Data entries
────────────────────────────────────────

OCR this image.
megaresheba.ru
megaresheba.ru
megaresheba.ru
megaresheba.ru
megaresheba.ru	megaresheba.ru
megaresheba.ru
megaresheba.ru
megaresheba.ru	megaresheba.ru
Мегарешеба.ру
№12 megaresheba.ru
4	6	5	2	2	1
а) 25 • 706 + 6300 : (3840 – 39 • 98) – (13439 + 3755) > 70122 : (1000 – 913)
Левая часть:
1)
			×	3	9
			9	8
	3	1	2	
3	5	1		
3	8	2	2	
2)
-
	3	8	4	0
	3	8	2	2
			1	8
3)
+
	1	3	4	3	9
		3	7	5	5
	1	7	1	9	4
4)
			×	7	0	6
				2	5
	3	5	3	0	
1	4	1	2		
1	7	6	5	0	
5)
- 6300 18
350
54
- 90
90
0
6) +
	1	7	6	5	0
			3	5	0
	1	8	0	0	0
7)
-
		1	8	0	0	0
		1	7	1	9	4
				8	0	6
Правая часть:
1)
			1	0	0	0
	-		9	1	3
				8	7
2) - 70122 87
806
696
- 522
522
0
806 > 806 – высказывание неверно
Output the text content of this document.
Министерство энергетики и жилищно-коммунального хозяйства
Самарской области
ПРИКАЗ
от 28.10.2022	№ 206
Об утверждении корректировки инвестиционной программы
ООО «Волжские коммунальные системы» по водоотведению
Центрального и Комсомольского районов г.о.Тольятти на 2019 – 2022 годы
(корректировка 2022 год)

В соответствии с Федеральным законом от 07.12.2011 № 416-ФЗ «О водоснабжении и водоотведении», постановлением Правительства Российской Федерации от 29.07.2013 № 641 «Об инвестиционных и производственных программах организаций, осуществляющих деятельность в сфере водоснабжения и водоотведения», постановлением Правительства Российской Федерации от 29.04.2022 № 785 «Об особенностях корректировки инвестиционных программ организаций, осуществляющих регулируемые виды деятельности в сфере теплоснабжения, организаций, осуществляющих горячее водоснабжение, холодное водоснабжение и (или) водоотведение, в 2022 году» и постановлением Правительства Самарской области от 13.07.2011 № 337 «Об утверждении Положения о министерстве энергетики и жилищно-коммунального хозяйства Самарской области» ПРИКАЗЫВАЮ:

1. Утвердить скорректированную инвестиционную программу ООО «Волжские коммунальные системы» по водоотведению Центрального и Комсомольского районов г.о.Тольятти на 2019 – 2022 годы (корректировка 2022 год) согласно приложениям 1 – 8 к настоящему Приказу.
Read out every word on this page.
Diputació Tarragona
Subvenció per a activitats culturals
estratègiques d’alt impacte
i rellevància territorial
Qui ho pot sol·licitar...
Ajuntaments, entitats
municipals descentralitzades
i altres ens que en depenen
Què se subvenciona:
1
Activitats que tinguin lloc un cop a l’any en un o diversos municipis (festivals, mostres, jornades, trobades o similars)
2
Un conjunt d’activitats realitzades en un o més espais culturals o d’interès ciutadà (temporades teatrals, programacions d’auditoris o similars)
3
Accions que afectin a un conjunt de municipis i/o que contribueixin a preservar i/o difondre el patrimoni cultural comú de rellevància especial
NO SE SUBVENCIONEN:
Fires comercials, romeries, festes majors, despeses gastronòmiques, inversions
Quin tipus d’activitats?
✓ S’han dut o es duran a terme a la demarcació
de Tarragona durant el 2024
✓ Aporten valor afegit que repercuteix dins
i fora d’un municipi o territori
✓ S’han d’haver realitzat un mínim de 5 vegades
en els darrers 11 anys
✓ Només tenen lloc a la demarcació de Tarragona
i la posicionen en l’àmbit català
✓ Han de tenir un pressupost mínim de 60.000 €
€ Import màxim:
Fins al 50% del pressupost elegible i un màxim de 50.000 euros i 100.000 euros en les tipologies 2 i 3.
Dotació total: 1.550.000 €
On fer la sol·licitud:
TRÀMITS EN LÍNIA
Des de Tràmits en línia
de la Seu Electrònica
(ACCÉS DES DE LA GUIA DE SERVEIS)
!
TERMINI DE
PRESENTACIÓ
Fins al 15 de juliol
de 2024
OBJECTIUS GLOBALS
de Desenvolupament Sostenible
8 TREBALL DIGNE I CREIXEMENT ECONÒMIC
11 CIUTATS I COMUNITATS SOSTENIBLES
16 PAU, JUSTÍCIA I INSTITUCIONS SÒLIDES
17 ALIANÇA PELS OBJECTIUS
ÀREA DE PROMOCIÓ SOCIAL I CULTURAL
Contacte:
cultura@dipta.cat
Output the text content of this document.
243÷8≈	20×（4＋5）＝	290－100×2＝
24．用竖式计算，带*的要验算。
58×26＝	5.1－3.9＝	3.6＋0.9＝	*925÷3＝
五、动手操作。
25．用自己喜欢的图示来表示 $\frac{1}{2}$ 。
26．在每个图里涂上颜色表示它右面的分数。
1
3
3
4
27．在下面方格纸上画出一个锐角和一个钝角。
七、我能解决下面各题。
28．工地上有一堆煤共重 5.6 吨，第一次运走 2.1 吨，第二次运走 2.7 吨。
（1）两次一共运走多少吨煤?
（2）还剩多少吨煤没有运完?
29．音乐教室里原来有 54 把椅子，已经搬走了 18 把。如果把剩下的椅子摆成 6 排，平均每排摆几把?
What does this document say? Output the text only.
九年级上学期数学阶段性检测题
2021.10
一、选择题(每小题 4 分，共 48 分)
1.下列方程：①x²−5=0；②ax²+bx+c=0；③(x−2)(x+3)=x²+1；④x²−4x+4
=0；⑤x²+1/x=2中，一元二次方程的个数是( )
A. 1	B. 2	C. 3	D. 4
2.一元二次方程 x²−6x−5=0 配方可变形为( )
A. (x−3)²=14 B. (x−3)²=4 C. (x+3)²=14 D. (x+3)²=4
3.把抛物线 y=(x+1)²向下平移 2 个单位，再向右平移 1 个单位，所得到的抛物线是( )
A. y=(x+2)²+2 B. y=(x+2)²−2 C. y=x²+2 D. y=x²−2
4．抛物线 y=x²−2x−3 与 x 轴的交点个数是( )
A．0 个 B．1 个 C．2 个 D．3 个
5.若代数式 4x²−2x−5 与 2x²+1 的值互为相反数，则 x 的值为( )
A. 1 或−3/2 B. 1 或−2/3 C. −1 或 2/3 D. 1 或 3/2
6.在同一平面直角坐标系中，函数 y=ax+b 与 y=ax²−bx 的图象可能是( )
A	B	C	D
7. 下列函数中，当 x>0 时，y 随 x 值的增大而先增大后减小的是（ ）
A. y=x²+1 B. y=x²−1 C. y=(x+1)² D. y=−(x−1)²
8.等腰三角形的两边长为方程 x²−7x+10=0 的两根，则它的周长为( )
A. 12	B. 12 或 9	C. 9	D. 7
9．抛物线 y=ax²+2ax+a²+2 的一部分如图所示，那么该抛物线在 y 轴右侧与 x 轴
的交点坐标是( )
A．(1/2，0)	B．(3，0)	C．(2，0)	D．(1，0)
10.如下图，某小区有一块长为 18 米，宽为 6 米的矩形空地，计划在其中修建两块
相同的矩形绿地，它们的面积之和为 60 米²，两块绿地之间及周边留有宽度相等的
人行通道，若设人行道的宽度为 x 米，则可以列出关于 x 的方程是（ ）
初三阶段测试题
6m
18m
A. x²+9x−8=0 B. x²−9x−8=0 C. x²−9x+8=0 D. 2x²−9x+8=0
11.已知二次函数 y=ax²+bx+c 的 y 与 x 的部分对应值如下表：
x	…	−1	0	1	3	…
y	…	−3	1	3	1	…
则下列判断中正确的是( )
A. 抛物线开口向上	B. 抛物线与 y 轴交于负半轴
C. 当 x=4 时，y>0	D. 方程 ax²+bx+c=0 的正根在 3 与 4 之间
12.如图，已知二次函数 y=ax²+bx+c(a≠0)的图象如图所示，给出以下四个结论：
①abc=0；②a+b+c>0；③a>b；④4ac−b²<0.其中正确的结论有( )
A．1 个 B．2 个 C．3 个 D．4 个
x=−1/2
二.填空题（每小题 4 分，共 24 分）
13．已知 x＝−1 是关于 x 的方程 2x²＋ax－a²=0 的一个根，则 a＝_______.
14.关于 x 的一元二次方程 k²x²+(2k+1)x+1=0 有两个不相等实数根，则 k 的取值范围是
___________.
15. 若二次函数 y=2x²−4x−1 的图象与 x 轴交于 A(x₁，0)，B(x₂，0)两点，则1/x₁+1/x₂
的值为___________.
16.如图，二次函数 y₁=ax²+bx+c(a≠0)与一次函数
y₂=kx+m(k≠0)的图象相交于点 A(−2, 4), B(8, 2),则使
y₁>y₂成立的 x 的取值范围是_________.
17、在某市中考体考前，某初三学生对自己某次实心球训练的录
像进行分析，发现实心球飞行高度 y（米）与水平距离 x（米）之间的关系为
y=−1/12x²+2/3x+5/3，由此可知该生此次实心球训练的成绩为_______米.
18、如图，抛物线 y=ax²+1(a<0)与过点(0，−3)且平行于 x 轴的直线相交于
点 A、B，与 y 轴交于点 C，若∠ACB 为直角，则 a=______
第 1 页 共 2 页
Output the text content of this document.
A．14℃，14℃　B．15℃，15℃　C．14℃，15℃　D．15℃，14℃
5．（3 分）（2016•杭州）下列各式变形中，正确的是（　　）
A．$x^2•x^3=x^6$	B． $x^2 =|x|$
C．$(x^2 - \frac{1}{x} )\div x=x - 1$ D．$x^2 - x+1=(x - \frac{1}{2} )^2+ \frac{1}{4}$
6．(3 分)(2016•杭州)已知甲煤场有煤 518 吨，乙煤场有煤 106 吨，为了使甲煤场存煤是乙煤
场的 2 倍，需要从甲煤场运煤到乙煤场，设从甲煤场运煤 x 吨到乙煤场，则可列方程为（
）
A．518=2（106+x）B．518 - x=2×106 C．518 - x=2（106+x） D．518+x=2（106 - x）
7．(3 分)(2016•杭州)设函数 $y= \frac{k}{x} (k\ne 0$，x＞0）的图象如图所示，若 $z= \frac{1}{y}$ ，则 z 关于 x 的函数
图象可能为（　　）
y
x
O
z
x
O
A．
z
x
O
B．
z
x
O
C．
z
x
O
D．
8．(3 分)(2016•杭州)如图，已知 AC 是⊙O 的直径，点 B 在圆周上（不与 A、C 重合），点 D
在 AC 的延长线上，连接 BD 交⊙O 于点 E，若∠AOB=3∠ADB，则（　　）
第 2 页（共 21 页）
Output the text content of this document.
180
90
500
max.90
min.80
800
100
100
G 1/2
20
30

────────────────────────────────────────

_SET PROBLEM_:
Find every line containing the word "conjunt", then give the total and nothing more.

_OUTPUT OF THE TASK_:
2